- [What to do]: Copy every line in which the string "describing" occurs.

* * * * *

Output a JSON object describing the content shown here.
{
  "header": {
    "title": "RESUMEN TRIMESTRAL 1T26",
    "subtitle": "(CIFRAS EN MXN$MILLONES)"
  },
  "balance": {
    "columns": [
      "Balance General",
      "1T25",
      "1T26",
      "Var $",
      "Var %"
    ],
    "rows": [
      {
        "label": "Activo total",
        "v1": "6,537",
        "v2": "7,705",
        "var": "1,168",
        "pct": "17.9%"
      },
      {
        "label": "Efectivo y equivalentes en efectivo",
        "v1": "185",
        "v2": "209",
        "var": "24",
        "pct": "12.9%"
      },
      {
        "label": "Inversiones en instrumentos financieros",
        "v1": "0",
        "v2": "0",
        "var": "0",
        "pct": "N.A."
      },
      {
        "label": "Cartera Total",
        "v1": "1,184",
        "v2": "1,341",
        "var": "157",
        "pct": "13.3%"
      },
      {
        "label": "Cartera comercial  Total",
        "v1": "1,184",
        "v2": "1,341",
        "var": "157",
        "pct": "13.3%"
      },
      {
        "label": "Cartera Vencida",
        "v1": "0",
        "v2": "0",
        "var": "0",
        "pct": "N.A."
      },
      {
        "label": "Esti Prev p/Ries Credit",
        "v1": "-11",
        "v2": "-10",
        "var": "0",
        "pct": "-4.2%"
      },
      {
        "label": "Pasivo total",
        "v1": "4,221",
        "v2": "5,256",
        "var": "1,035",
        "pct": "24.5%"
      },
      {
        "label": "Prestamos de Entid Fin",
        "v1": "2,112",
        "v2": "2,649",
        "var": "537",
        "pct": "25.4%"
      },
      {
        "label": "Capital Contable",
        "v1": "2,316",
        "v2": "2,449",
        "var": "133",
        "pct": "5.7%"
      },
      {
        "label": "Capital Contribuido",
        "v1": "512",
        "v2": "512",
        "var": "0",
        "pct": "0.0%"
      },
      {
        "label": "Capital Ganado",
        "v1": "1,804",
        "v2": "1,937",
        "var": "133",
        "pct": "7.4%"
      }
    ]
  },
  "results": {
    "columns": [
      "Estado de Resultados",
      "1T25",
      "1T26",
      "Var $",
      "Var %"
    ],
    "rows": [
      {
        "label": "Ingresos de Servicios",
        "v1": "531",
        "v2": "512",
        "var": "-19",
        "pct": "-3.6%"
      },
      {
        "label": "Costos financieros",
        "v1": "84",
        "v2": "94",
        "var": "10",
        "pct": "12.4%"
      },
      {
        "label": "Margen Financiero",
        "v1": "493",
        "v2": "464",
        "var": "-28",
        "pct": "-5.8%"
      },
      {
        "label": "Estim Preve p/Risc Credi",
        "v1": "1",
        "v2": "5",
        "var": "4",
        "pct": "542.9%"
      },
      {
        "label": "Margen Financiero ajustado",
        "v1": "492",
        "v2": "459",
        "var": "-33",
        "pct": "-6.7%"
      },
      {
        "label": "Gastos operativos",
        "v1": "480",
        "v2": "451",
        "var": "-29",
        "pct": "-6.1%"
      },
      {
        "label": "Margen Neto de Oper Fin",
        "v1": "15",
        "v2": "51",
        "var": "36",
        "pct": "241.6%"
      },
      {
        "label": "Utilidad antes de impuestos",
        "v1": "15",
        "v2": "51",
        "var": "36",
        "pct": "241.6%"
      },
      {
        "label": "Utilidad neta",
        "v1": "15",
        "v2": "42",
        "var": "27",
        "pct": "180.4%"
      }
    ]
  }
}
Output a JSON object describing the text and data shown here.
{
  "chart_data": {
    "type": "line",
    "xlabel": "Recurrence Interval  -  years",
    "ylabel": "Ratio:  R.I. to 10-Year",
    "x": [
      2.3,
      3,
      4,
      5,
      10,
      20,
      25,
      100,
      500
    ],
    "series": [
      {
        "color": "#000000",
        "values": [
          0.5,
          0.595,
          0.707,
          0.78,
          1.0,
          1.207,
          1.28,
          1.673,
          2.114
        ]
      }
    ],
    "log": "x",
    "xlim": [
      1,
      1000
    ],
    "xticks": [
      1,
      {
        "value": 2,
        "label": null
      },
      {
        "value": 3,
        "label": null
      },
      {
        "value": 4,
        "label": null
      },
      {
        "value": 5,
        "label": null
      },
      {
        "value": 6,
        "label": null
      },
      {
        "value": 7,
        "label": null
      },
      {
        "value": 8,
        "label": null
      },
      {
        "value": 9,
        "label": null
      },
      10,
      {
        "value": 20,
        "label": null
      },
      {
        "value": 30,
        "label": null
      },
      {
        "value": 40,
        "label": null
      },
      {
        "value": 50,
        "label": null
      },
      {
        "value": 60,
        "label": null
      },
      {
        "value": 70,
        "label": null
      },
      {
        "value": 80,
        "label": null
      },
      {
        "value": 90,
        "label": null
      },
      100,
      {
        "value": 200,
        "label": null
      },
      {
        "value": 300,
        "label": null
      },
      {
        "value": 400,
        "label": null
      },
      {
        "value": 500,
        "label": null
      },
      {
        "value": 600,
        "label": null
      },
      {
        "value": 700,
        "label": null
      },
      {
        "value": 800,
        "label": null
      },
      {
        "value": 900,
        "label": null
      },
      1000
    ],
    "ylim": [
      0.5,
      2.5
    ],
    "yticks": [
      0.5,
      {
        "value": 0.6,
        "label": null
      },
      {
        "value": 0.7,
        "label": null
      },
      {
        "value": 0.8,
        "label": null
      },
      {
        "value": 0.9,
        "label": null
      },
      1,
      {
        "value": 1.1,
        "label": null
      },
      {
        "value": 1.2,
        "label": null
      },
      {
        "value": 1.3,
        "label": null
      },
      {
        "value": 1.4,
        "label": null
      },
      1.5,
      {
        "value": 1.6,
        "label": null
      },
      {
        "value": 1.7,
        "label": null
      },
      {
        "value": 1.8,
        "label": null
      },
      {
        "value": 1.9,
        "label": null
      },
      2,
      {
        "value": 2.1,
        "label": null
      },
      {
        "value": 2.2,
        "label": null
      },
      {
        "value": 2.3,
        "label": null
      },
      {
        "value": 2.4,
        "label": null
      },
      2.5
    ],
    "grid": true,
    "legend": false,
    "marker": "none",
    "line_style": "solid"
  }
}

* * * * *

- [Response to the exercise]:
Output a JSON object describing the content shown here.
Output a JSON object describing the text and data shown here.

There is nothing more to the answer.